__What you are asked to do__.
Transcribe the records below exactly.

==*==

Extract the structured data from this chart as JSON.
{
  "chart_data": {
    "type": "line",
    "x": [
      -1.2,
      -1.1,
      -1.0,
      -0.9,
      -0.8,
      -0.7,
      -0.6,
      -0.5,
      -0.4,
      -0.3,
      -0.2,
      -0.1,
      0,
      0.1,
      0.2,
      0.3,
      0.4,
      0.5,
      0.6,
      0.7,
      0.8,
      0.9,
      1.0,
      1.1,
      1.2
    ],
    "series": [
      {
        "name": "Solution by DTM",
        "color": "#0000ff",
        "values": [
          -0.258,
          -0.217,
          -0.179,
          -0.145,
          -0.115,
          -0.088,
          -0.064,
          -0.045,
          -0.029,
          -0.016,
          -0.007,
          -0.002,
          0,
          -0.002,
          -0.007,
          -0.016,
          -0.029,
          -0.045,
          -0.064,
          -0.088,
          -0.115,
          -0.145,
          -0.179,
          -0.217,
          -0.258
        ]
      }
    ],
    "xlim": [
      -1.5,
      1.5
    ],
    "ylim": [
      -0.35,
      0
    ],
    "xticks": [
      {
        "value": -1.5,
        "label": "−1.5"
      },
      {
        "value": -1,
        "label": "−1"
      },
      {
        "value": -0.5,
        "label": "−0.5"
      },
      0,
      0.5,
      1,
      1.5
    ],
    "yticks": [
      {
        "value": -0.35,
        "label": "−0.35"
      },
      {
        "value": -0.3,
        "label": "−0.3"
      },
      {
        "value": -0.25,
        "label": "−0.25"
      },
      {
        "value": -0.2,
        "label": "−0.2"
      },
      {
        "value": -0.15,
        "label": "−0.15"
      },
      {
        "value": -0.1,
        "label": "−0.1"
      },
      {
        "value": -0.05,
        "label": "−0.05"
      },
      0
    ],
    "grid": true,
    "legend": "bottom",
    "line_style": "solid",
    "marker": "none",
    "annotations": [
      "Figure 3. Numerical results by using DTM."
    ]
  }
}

==*==

__Solution__.
Extract the structured data from this chart as JSON.
{
  "chart_data": {
    "type": "line",
    "x": [
      -1.2,
      -1.1,
      -1.0,
      -0.9,
      -0.8,
      -0.7,
      -0.6,
      -0.5,
      -0.4,
      -0.3,
      -0.2,
      -0.1,
      0,
      0.1,
      0.2,
      0.3,
      0.4,
      0.5,
      0.6,
      0.7,
      0.8,
      0.9,
      1.0,
      1.1,
      1.2
    ],
    "series": [
      {
        "name": "Solution by DTM",
        "color": "#0000ff",
        "values": [
          -0.258,
          -0.217,
          -0.179,
          -0.145,
          -0.115,
          -0.088,
          -0.064,
          -0.045,
          -0.029,
          -0.016,
          -0.007,
          -0.002,
          0,
          -0.002,
          -0.007,
          -0.016,
          -0.029,
          -0.045,
          -0.064,
          -0.088,
          -0.115,
          -0.145,
          -0.179,
          -0.217,
          -0.258
        ]
      }
    ],
    "xlim": [
      -1.5,
      1.5
    ],
    "ylim": [
      -0.35,
      0
    ],
    "xticks": [
      {
        "value": -1.5,
        "label": "−1.5"
      },
      {
        "value": -1,
        "label": "−1"
      },
      {
        "value": -0.5,
        "label": "−0.5"
      },
      0,
      0.5,
      1,
      1.5
    ],
    "yticks": [
      {
        "value": -0.35,
        "label": "−0.35"
      },
      {
        "value": -0.3,
        "label": "−0.3"
      },
      {
        "value": -0.25,
        "label": "−0.25"
      },
      {
        "value": -0.2,
        "label": "−0.2"
      },
      {
        "value": -0.15,
        "label": "−0.15"
      },
      {
        "value": -0.1,
        "label": "−0.1"
      },
      {
        "value": -0.05,
        "label": "−0.05"
      },
      0
    ],
    "grid": true,
    "legend": "bottom",
    "line_style": "solid",
    "marker": "none",
    "annotations": [
      "Figure 3. Numerical results by using DTM."
    ]
  }
}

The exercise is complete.